EXERCISE INPUTS
══════
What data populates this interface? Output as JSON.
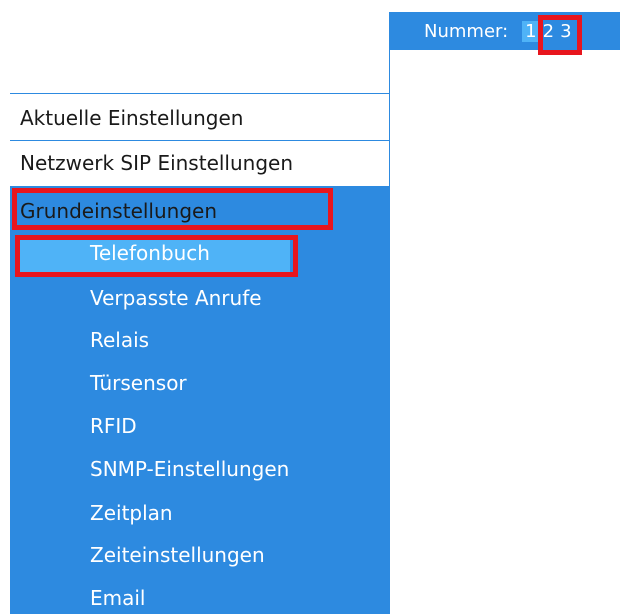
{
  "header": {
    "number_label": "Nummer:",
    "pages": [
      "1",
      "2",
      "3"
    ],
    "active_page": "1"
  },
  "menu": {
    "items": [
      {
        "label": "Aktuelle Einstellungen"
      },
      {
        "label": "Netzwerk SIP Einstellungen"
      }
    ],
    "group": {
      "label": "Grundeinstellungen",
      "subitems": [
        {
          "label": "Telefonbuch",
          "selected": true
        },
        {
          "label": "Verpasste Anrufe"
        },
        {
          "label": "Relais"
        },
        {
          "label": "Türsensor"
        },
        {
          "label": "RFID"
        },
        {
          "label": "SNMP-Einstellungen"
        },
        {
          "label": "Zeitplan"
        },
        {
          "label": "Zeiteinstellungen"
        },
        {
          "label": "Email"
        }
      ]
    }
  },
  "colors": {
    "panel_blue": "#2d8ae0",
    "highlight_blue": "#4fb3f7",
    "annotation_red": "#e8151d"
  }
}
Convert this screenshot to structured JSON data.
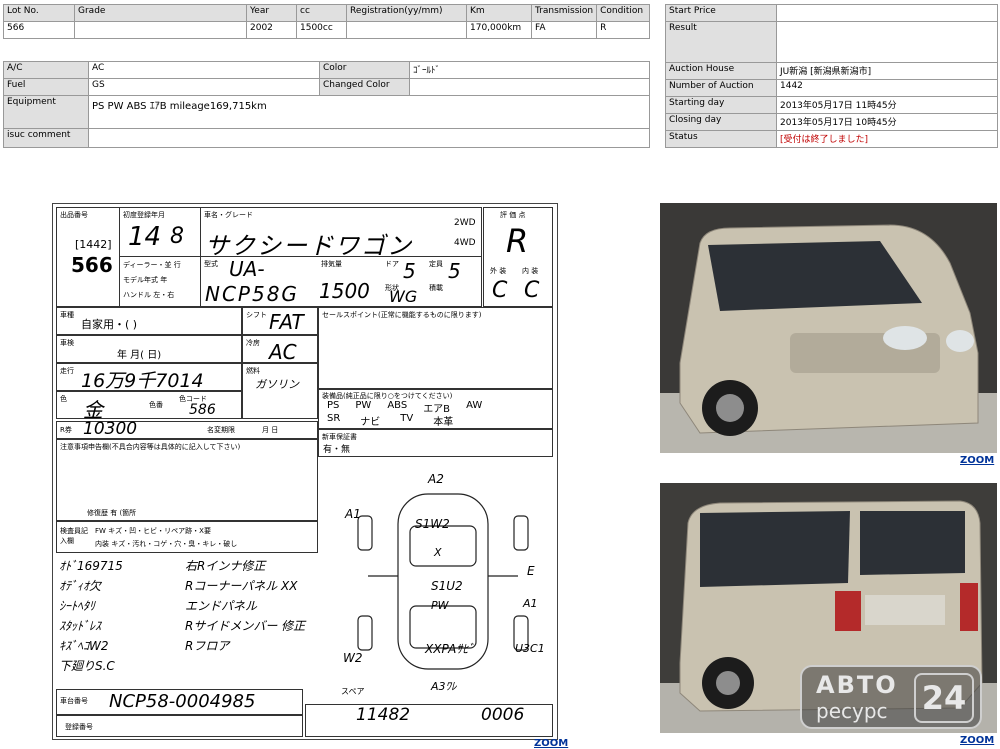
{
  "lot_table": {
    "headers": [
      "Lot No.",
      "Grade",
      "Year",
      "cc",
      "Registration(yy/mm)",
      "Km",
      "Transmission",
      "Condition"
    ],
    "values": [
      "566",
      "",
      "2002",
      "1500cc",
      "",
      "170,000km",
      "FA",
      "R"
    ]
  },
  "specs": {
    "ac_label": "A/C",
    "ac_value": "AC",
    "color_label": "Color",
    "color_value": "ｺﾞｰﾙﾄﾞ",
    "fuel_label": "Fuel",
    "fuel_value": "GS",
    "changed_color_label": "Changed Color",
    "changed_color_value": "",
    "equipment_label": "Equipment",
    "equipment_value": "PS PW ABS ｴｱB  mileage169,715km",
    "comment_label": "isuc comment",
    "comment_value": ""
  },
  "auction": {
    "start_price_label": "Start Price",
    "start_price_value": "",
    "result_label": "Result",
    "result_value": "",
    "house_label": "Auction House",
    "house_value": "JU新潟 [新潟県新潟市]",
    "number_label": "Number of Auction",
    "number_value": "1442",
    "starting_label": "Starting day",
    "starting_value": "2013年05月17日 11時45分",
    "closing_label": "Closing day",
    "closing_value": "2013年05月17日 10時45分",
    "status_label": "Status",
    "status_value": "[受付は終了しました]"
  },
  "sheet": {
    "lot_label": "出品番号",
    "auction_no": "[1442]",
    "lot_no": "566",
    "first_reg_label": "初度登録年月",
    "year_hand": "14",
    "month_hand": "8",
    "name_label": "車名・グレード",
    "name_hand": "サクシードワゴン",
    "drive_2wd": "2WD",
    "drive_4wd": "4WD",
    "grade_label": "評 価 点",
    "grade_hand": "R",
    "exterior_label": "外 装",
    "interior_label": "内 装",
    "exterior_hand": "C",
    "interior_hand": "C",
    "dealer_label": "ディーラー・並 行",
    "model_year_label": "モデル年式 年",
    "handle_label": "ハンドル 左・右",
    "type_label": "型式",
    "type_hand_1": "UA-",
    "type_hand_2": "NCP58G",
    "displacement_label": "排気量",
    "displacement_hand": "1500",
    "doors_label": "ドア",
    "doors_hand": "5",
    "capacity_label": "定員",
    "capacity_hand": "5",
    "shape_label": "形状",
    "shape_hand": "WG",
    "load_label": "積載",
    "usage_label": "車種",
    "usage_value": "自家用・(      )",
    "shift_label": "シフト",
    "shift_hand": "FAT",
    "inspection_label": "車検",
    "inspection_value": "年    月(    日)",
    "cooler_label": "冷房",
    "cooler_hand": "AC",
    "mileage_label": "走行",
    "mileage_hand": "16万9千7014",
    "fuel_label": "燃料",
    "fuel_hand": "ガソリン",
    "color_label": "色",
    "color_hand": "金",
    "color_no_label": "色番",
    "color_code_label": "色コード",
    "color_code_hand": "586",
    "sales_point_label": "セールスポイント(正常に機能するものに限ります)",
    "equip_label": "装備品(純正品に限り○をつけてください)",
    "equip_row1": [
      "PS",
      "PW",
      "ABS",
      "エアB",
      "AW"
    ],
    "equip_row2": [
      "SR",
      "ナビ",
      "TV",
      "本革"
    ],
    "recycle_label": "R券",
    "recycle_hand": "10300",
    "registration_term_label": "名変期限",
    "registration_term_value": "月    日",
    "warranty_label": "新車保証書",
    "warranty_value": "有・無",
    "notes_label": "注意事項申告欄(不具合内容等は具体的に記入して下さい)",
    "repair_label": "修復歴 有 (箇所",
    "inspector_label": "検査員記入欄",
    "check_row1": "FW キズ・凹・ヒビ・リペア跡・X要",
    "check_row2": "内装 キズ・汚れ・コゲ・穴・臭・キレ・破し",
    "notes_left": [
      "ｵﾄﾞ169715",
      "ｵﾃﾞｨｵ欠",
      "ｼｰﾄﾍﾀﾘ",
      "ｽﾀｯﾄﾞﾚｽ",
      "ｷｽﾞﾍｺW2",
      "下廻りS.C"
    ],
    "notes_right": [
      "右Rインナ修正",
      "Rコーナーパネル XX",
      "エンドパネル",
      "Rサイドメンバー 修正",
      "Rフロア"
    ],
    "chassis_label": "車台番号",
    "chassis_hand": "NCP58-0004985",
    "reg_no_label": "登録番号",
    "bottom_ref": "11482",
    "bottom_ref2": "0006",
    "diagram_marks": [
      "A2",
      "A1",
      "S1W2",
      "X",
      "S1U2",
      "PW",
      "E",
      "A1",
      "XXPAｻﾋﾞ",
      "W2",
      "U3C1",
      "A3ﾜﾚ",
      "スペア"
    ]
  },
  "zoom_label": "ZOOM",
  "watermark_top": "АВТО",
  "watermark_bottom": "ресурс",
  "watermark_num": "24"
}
══════
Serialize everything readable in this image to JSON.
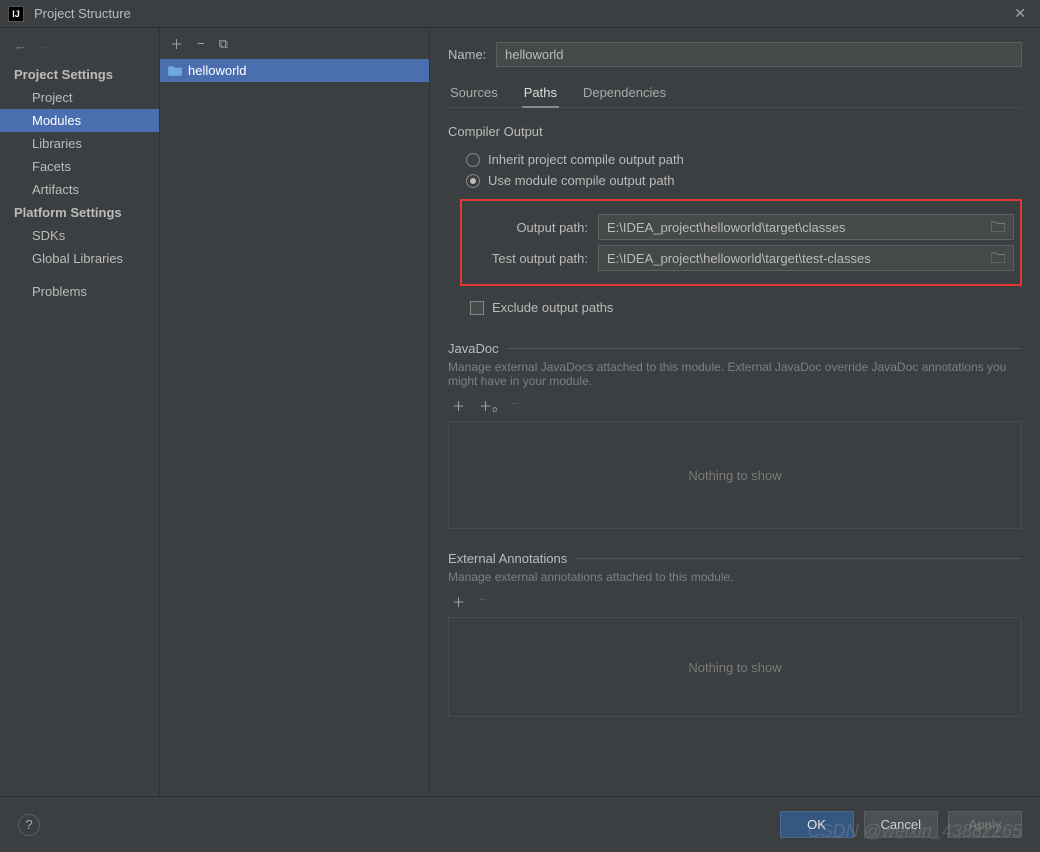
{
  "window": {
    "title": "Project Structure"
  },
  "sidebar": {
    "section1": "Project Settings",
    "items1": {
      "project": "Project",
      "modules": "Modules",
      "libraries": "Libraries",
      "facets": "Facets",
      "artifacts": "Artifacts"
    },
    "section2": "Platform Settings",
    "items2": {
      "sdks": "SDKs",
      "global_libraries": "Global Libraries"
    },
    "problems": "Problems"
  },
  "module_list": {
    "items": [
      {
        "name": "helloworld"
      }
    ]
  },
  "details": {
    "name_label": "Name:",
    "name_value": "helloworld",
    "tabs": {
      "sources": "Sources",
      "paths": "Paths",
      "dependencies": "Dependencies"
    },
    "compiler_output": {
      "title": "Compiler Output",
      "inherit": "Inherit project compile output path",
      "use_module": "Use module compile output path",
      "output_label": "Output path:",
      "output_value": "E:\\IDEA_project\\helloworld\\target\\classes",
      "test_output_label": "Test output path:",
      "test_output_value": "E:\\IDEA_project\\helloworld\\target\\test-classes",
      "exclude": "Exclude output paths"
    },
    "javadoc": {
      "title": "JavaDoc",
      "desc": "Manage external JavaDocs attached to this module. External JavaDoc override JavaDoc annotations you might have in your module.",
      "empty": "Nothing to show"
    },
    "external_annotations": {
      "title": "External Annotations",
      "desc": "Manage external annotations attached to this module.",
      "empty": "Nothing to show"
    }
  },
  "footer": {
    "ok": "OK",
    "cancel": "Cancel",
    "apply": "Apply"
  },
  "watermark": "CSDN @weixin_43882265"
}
══════
EXERCISE
Provide the number of lines in these entries that hold the word "helloworld", without any accompanying text.

WRITTEN REPLY
4